**What the task asks:**
Repeat the listing below in full, exactly as it stands.
##############################
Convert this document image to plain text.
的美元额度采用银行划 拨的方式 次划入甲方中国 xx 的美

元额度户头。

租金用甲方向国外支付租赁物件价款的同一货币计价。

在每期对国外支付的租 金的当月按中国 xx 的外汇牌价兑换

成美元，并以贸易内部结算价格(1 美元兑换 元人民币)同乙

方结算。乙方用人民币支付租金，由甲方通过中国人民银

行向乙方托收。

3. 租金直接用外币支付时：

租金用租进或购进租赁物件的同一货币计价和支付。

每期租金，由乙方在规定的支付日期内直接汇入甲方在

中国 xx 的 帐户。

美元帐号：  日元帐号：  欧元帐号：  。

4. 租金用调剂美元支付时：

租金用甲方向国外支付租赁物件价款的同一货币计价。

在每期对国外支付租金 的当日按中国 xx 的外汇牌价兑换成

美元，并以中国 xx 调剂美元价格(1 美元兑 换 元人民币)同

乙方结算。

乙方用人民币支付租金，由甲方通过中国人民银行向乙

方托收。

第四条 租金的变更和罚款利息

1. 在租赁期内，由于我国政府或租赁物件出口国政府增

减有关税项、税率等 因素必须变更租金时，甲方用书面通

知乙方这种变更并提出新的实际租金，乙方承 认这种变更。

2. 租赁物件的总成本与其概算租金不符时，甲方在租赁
##############################
**Answer in full:**
Convert this document image to plain text.
的美元额度采用银行划 拨的方式 次划入甲方中国 xx 的美

元额度户头。

租金用甲方向国外支付租赁物件价款的同一货币计价。

在每期对国外支付的租 金的当月按中国 xx 的外汇牌价兑换

成美元，并以贸易内部结算价格(1 美元兑换 元人民币)同乙

方结算。乙方用人民币支付租金，由甲方通过中国人民银

行向乙方托收。

3. 租金直接用外币支付时：

租金用租进或购进租赁物件的同一货币计价和支付。

每期租金，由乙方在规定的支付日期内直接汇入甲方在

中国 xx 的 帐户。

美元帐号：  日元帐号：  欧元帐号：  。

4. 租金用调剂美元支付时：

租金用甲方向国外支付租赁物件价款的同一货币计价。

在每期对国外支付租金 的当日按中国 xx 的外汇牌价兑换成

美元，并以中国 xx 调剂美元价格(1 美元兑 换 元人民币)同

乙方结算。

乙方用人民币支付租金，由甲方通过中国人民银行向乙

方托收。

第四条 租金的变更和罚款利息

1. 在租赁期内，由于我国政府或租赁物件出口国政府增

减有关税项、税率等 因素必须变更租金时，甲方用书面通

知乙方这种变更并提出新的实际租金，乙方承 认这种变更。

2. 租赁物件的总成本与其概算租金不符时，甲方在租赁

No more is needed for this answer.